* BEGIN PROVIDED RECORDS *

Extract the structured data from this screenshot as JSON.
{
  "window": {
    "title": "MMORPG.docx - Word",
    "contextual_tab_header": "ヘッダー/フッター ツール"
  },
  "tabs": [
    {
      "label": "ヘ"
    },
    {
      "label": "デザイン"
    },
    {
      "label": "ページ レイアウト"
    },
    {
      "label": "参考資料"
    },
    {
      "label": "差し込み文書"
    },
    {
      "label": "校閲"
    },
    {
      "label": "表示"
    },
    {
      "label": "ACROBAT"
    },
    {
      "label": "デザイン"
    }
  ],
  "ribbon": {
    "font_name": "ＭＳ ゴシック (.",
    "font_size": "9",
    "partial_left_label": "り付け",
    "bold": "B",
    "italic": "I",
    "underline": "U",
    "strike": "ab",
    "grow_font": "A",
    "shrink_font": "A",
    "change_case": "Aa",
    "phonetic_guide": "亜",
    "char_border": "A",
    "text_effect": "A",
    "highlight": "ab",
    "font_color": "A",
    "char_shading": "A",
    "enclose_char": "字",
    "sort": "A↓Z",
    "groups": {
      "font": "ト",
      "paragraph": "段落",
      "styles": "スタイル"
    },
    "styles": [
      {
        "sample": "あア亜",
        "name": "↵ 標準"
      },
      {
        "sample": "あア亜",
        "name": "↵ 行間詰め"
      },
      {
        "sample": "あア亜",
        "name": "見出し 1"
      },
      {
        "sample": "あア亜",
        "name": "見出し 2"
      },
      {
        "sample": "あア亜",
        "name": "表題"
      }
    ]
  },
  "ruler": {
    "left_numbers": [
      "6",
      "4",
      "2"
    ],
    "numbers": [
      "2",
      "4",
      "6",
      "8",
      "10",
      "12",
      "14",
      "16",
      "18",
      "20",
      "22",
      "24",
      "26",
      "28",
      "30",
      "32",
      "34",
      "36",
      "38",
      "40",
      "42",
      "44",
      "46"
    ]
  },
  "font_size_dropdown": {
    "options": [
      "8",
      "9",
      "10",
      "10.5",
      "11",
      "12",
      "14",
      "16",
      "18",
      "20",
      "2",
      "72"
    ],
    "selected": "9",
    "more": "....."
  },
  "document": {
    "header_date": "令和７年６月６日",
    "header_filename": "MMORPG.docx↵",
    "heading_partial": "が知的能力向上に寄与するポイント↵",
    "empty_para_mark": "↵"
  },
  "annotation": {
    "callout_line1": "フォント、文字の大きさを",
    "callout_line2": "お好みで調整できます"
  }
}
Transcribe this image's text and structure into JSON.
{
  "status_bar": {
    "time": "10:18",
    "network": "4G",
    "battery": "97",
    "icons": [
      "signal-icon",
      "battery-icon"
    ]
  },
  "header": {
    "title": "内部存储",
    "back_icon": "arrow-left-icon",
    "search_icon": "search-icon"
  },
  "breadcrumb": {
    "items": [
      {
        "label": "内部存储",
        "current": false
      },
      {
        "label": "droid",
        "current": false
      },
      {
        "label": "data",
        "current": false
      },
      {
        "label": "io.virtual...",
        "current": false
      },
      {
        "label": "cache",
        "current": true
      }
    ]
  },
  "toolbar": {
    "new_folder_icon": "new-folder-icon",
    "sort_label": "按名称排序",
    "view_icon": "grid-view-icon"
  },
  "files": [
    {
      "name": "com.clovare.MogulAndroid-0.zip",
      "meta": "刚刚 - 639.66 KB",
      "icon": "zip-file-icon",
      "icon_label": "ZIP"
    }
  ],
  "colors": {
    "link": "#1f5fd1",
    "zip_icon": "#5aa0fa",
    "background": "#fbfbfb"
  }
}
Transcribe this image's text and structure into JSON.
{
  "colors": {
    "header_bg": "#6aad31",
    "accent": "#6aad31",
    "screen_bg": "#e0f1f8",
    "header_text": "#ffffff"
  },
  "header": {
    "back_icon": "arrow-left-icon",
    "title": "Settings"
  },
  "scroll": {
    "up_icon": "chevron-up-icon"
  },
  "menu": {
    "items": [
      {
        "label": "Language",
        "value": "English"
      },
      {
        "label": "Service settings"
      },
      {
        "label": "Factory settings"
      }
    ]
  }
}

* END PROVIDED RECORDS *

EXERCISE AIM
Take the entries above and transcribe them in full.

COMPLETE ANSWER
Extract the structured data from this screenshot as JSON.
{
  "window": {
    "title": "MMORPG.docx - Word",
    "contextual_tab_header": "ヘッダー/フッター ツール"
  },
  "tabs": [
    {
      "label": "ヘ"
    },
    {
      "label": "デザイン"
    },
    {
      "label": "ページ レイアウト"
    },
    {
      "label": "参考資料"
    },
    {
      "label": "差し込み文書"
    },
    {
      "label": "校閲"
    },
    {
      "label": "表示"
    },
    {
      "label": "ACROBAT"
    },
    {
      "label": "デザイン"
    }
  ],
  "ribbon": {
    "font_name": "ＭＳ ゴシック (.",
    "font_size": "9",
    "partial_left_label": "り付け",
    "bold": "B",
    "italic": "I",
    "underline": "U",
    "strike": "ab",
    "grow_font": "A",
    "shrink_font": "A",
    "change_case": "Aa",
    "phonetic_guide": "亜",
    "char_border": "A",
    "text_effect": "A",
    "highlight": "ab",
    "font_color": "A",
    "char_shading": "A",
    "enclose_char": "字",
    "sort": "A↓Z",
    "groups": {
      "font": "ト",
      "paragraph": "段落",
      "styles": "スタイル"
    },
    "styles": [
      {
        "sample": "あア亜",
        "name": "↵ 標準"
      },
      {
        "sample": "あア亜",
        "name": "↵ 行間詰め"
      },
      {
        "sample": "あア亜",
        "name": "見出し 1"
      },
      {
        "sample": "あア亜",
        "name": "見出し 2"
      },
      {
        "sample": "あア亜",
        "name": "表題"
      }
    ]
  },
  "ruler": {
    "left_numbers": [
      "6",
      "4",
      "2"
    ],
    "numbers": [
      "2",
      "4",
      "6",
      "8",
      "10",
      "12",
      "14",
      "16",
      "18",
      "20",
      "22",
      "24",
      "26",
      "28",
      "30",
      "32",
      "34",
      "36",
      "38",
      "40",
      "42",
      "44",
      "46"
    ]
  },
  "font_size_dropdown": {
    "options": [
      "8",
      "9",
      "10",
      "10.5",
      "11",
      "12",
      "14",
      "16",
      "18",
      "20",
      "2",
      "72"
    ],
    "selected": "9",
    "more": "....."
  },
  "document": {
    "header_date": "令和７年６月６日",
    "header_filename": "MMORPG.docx↵",
    "heading_partial": "が知的能力向上に寄与するポイント↵",
    "empty_para_mark": "↵"
  },
  "annotation": {
    "callout_line1": "フォント、文字の大きさを",
    "callout_line2": "お好みで調整できます"
  }
}
Transcribe this image's text and structure into JSON.
{
  "status_bar": {
    "time": "10:18",
    "network": "4G",
    "battery": "97",
    "icons": [
      "signal-icon",
      "battery-icon"
    ]
  },
  "header": {
    "title": "内部存储",
    "back_icon": "arrow-left-icon",
    "search_icon": "search-icon"
  },
  "breadcrumb": {
    "items": [
      {
        "label": "内部存储",
        "current": false
      },
      {
        "label": "droid",
        "current": false
      },
      {
        "label": "data",
        "current": false
      },
      {
        "label": "io.virtual...",
        "current": false
      },
      {
        "label": "cache",
        "current": true
      }
    ]
  },
  "toolbar": {
    "new_folder_icon": "new-folder-icon",
    "sort_label": "按名称排序",
    "view_icon": "grid-view-icon"
  },
  "files": [
    {
      "name": "com.clovare.MogulAndroid-0.zip",
      "meta": "刚刚 - 639.66 KB",
      "icon": "zip-file-icon",
      "icon_label": "ZIP"
    }
  ],
  "colors": {
    "link": "#1f5fd1",
    "zip_icon": "#5aa0fa",
    "background": "#fbfbfb"
  }
}
Transcribe this image's text and structure into JSON.
{
  "colors": {
    "header_bg": "#6aad31",
    "accent": "#6aad31",
    "screen_bg": "#e0f1f8",
    "header_text": "#ffffff"
  },
  "header": {
    "back_icon": "arrow-left-icon",
    "title": "Settings"
  },
  "scroll": {
    "up_icon": "chevron-up-icon"
  },
  "menu": {
    "items": [
      {
        "label": "Language",
        "value": "English"
      },
      {
        "label": "Service settings"
      },
      {
        "label": "Factory settings"
      }
    ]
  }
}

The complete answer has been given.